— begin Excerpted data —

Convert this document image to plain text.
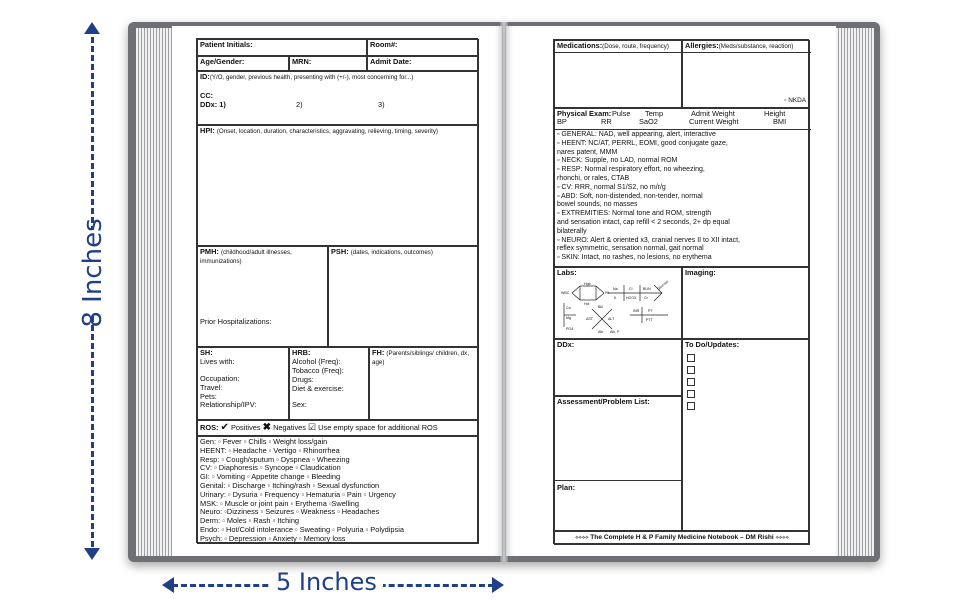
8 Inches
5 Inches
Patient Initials:	Room#:
Age/Gender:	MRN:	Admit Date:
ID:(Y/O, gender, previous health, presenting with (+/-), most concerning for...)
CC:
DDx: 1)	2)	3)
HPI: (Onset, location, duration, characteristics, aggravating, relieving, timing, severity)
PMH: (childhood/adult illnesses, immunizations)
Prior Hospitalizations:
PSH: (dates, indications, outcomes)
SH:
Lives with:
Occupation:
Travel:
Pets:
Relationship/IPV:
HRB:
Alcohol (Freq):
Tobacco (Freq):
Drugs:
Diet & exercise:
Sex:
FH: (Parents/siblings/ children, dx, age)
ROS: ✔ Positives ✖ Negatives ☑ Use empty space for additional ROS
Gen: ▫ Fever ▫ Chills ▫ Weight loss/gain
HEENT: ▫ Headache ▫ Vertigo ▫ Rhinorrhea
Resp: ▫ Cough/sputum ▫ Dyspnea ▫ Wheezing
CV: ▫ Diaphoresis ▫ Syncope ▫ Claudication
GI: ▫ Vomiting ▫ Appetite change ▫ Bleeding
Genital: ▫ Discharge ▫ Itching/rash ▫ Sexual dysfunction
Urinary: ▫ Dysuria ▫ Frequency ▫ Hematuria ▫ Pain ▫ Urgency
MSK: ▫ Muscle or joint pain ▫ Erythema ▫Swelling
Neuro: ▫Dizziness ▫ Seizures ▫ Weakness ▫ Headaches
Derm: ▫ Moles ▫ Rash ▫ Itching
Endo: ▫ Hot/Cold intolerance ▫ Sweating ▫ Polyuria ▫ Polydipsia
Psych: ▫ Depression ▫ Anxiety ▫ Memory loss
Medications:(Dose, route, frequency)	Allergies:(Meds/substance, reaction)
▫ NKDA
Physical Exam: Pulse Temp	Admit Weight	Height
BP	RR	SaO2	Current Weight	BMI
▫ GENERAL: NAD, well appearing, alert, interactive
▫ HEENT: NC/AT, PERRL, EOMI, good conjugate gaze,
nares patent, MMM
▫ NECK: Supple, no LAD, normal ROM
▫ RESP: Normal respiratory effort, no wheezing,
rhonchi, or rales, CTAB
▫ CV: RRR, normal S1/S2, no m/r/g
▫ ABD: Soft, non-distended, non-tender, normal
bowel sounds, no masses
▫ EXTREMITIES: Normal tone and ROM, strength
and sensation intact, cap refill < 2 seconds, 2+ dp equal
bilaterally
▫ NEURO: Alert & oriented x3, cranial nerves II to XII intact,
reflex symmetric, sensation normal, gait normal
▫ SKIN: Intact, no rashes, no lesions, no erythema
Labs:
WBC
Hgb
Plt
Hct
Na	Cl	BUN Glucose
K	HCO3 Cr
Ca
Mg
PO4
Bili
AST	ALT
Alb Alk. P
PT
PTT
INR
Imaging:
DDx:	To Do/Updates:
Assessment/Problem List:
Plan:
⟡⟡⟡⟡ The Complete H & P Family Medicine Notebook – DM Rishi ⟡⟡⟡⟡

— end Excerpted data —

The exercise = Without including any pictures, output all the entries above exactly.

Correct output =
Convert this document image to plain text.
8 Inches
5 Inches
Patient Initials:	Room#:
Age/Gender:	MRN:	Admit Date:
ID:(Y/O, gender, previous health, presenting with (+/-), most concerning for...)
CC:
DDx: 1)	2)	3)
HPI: (Onset, location, duration, characteristics, aggravating, relieving, timing, severity)
PMH: (childhood/adult illnesses, immunizations)
Prior Hospitalizations:
PSH: (dates, indications, outcomes)
SH:
Lives with:
Occupation:
Travel:
Pets:
Relationship/IPV:
HRB:
Alcohol (Freq):
Tobacco (Freq):
Drugs:
Diet & exercise:
Sex:
FH: (Parents/siblings/ children, dx, age)
ROS: ✔ Positives ✖ Negatives ☑ Use empty space for additional ROS
Gen: ▫ Fever ▫ Chills ▫ Weight loss/gain
HEENT: ▫ Headache ▫ Vertigo ▫ Rhinorrhea
Resp: ▫ Cough/sputum ▫ Dyspnea ▫ Wheezing
CV: ▫ Diaphoresis ▫ Syncope ▫ Claudication
GI: ▫ Vomiting ▫ Appetite change ▫ Bleeding
Genital: ▫ Discharge ▫ Itching/rash ▫ Sexual dysfunction
Urinary: ▫ Dysuria ▫ Frequency ▫ Hematuria ▫ Pain ▫ Urgency
MSK: ▫ Muscle or joint pain ▫ Erythema ▫Swelling
Neuro: ▫Dizziness ▫ Seizures ▫ Weakness ▫ Headaches
Derm: ▫ Moles ▫ Rash ▫ Itching
Endo: ▫ Hot/Cold intolerance ▫ Sweating ▫ Polyuria ▫ Polydipsia
Psych: ▫ Depression ▫ Anxiety ▫ Memory loss
Medications:(Dose, route, frequency)	Allergies:(Meds/substance, reaction)
▫ NKDA
Physical Exam: Pulse Temp	Admit Weight	Height
BP	RR	SaO2	Current Weight	BMI
▫ GENERAL: NAD, well appearing, alert, interactive
▫ HEENT: NC/AT, PERRL, EOMI, good conjugate gaze,
nares patent, MMM
▫ NECK: Supple, no LAD, normal ROM
▫ RESP: Normal respiratory effort, no wheezing,
rhonchi, or rales, CTAB
▫ CV: RRR, normal S1/S2, no m/r/g
▫ ABD: Soft, non-distended, non-tender, normal
bowel sounds, no masses
▫ EXTREMITIES: Normal tone and ROM, strength
and sensation intact, cap refill < 2 seconds, 2+ dp equal
bilaterally
▫ NEURO: Alert & oriented x3, cranial nerves II to XII intact,
reflex symmetric, sensation normal, gait normal
▫ SKIN: Intact, no rashes, no lesions, no erythema
Labs:
WBC
Hgb
Plt
Hct
Na	Cl	BUN Glucose
K	HCO3 Cr
Ca
Mg
PO4
Bili
AST	ALT
Alb Alk. P
PT
PTT
INR
Imaging:
DDx:	To Do/Updates:
Assessment/Problem List:
Plan:
⟡⟡⟡⟡ The Complete H & P Family Medicine Notebook – DM Rishi ⟡⟡⟡⟡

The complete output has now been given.